Set task: Copy out all lines with the word "JSON" in them.

Records from a collection:
>> Begin
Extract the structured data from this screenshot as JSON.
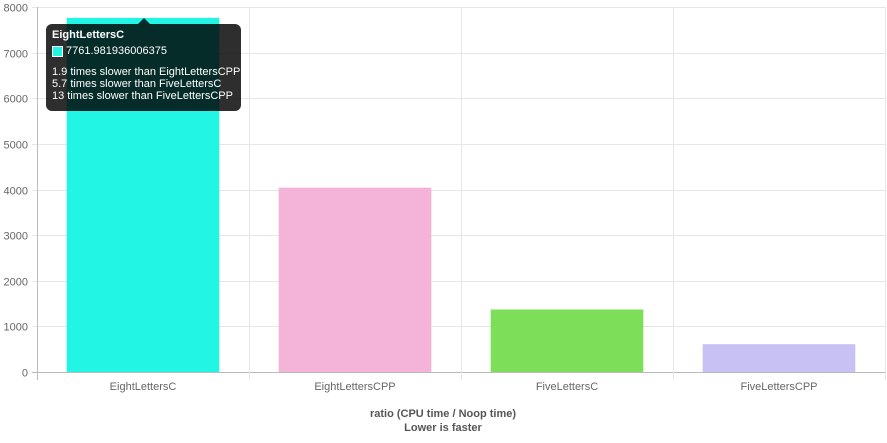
{
  "chart_data": {
    "type": "bar",
    "categories": [
      "EightLettersC",
      "EightLettersCPP",
      "FiveLettersC",
      "FiveLettersCPP"
    ],
    "values": [
      7761.981936006375,
      4040,
      1370,
      610
    ],
    "colors": [
      "#22f5e3",
      "#f4b3d9",
      "#7ddf59",
      "#c8c1f3"
    ],
    "ylim": [
      0,
      8000
    ],
    "yticks": [
      0,
      1000,
      2000,
      3000,
      4000,
      5000,
      6000,
      7000,
      8000
    ],
    "xlabel": "ratio (CPU time / Noop time)",
    "xlabel_sub": "Lower is faster",
    "grid": true,
    "legend": "none"
  },
  "tooltip": {
    "title": "EightLettersC",
    "value": "7761.981936006375",
    "swatch_color": "#22f5e3",
    "lines": [
      "1.9 times slower than EightLettersCPP",
      "5.7 times slower than FiveLettersC",
      "13 times slower than FiveLettersCPP"
    ]
  }
}
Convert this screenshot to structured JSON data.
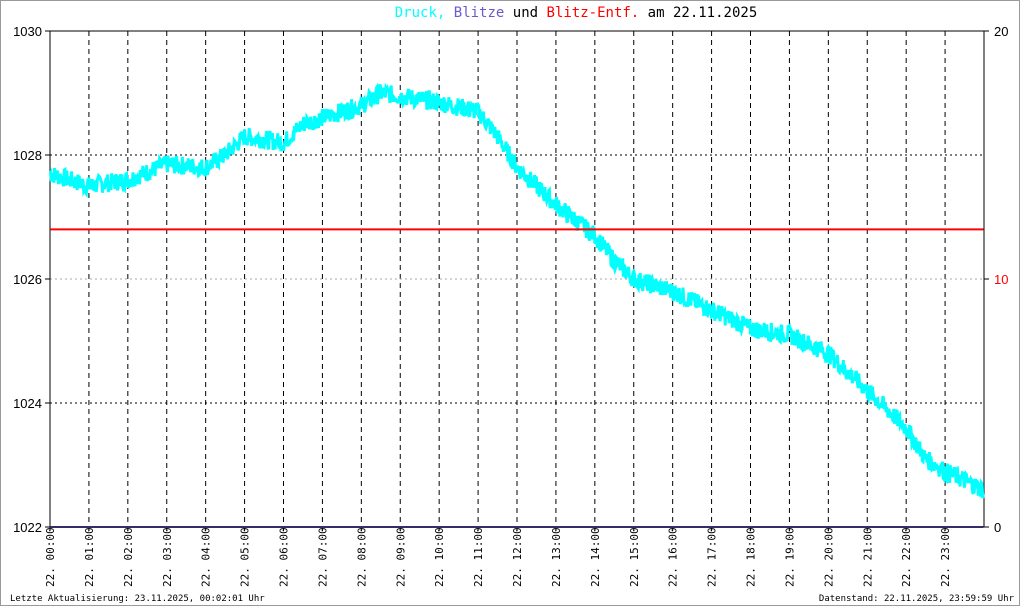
{
  "title": {
    "part1": "Druck,",
    "part1_color": "#00ffff",
    "part2": "Blitze",
    "part2_color": "#6a5acd",
    "part3": "und",
    "part4": "Blitz-Entf.",
    "part4_color": "#ff0000",
    "part5": "am 22.11.2025"
  },
  "footer": {
    "left": "Letzte Aktualisierung: 23.11.2025, 00:02:01 Uhr",
    "right": "Datenstand: 22.11.2025, 23:59:59 Uhr"
  },
  "chart_data": {
    "type": "line",
    "title": "Druck, Blitze und Blitz-Entf. am 22.11.2025",
    "grid": true,
    "y_left": {
      "ylim": [
        1022,
        1030
      ],
      "ticks": [
        "1030",
        "1028",
        "1026",
        "1024",
        "1022"
      ]
    },
    "y_right": {
      "ylim": [
        0,
        20
      ],
      "ticks": [
        "20",
        "10",
        "0"
      ],
      "tick_colors": [
        "#000000",
        "#ff0000",
        "#000000"
      ]
    },
    "x_ticks": [
      "22. 00:00",
      "22. 01:00",
      "22. 02:00",
      "22. 03:00",
      "22. 04:00",
      "22. 05:00",
      "22. 06:00",
      "22. 07:00",
      "22. 08:00",
      "22. 09:00",
      "22. 10:00",
      "22. 11:00",
      "22. 12:00",
      "22. 13:00",
      "22. 14:00",
      "22. 15:00",
      "22. 16:00",
      "22. 17:00",
      "22. 18:00",
      "22. 19:00",
      "22. 20:00",
      "22. 21:00",
      "22. 22:00",
      "22. 23:00"
    ],
    "series": [
      {
        "name": "Druck",
        "color": "#00ffff",
        "axis": "left",
        "x": [
          "00:00",
          "01:00",
          "02:00",
          "03:00",
          "04:00",
          "04:30",
          "05:00",
          "06:00",
          "06:30",
          "07:00",
          "08:00",
          "08:30",
          "09:00",
          "10:00",
          "11:00",
          "11:30",
          "12:00",
          "13:00",
          "14:00",
          "14:30",
          "15:00",
          "16:00",
          "17:00",
          "18:00",
          "19:00",
          "20:00",
          "21:00",
          "22:00",
          "22:30",
          "23:00",
          "23:59"
        ],
        "values": [
          1027.7,
          1027.5,
          1027.6,
          1027.85,
          1027.8,
          1028.0,
          1028.3,
          1028.2,
          1028.5,
          1028.6,
          1028.8,
          1029.0,
          1028.95,
          1028.85,
          1028.7,
          1028.3,
          1027.8,
          1027.2,
          1026.7,
          1026.3,
          1026.0,
          1025.8,
          1025.5,
          1025.2,
          1025.1,
          1024.8,
          1024.2,
          1023.6,
          1023.1,
          1022.9,
          1022.6
        ]
      },
      {
        "name": "Blitze",
        "color": "#6a5acd",
        "axis": "right",
        "x": [
          "00:00",
          "23:59"
        ],
        "values": [
          0,
          0
        ]
      },
      {
        "name": "Blitz-Entf.",
        "color": "#ff0000",
        "axis": "right",
        "x": [
          "00:00",
          "23:59"
        ],
        "values": [
          12,
          12
        ]
      }
    ]
  }
}
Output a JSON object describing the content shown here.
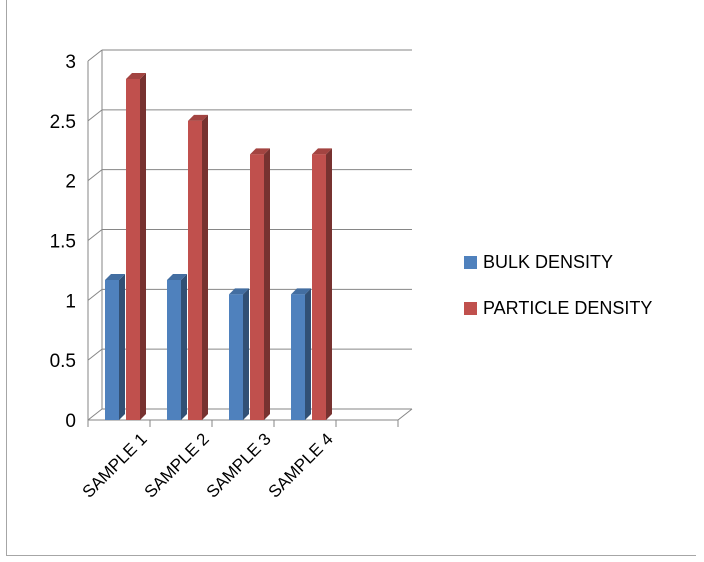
{
  "chart_data": {
    "type": "bar",
    "title": "",
    "xlabel": "",
    "ylabel": "",
    "categories": [
      "SAMPLE 1",
      "SAMPLE 2",
      "SAMPLE 3",
      "SAMPLE 4"
    ],
    "series": [
      {
        "name": "BULK DENSITY",
        "values": [
          1.17,
          1.17,
          1.05,
          1.05
        ],
        "color": "#4f81bd"
      },
      {
        "name": "PARTICLE DENSITY",
        "values": [
          2.85,
          2.5,
          2.22,
          2.22
        ],
        "color": "#c0504d"
      }
    ],
    "ylim": [
      0,
      3
    ],
    "yticks": [
      "0",
      "0.5",
      "1",
      "1.5",
      "2",
      "2.5",
      "3"
    ],
    "grid": true,
    "legend_position": "right",
    "style": "3d-clustered-column"
  }
}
>> End
Answer:
Extract the structured data from this screenshot as JSON.
Convert this screenshot to structured JSON data.
Output a JSON object describing the content shown here.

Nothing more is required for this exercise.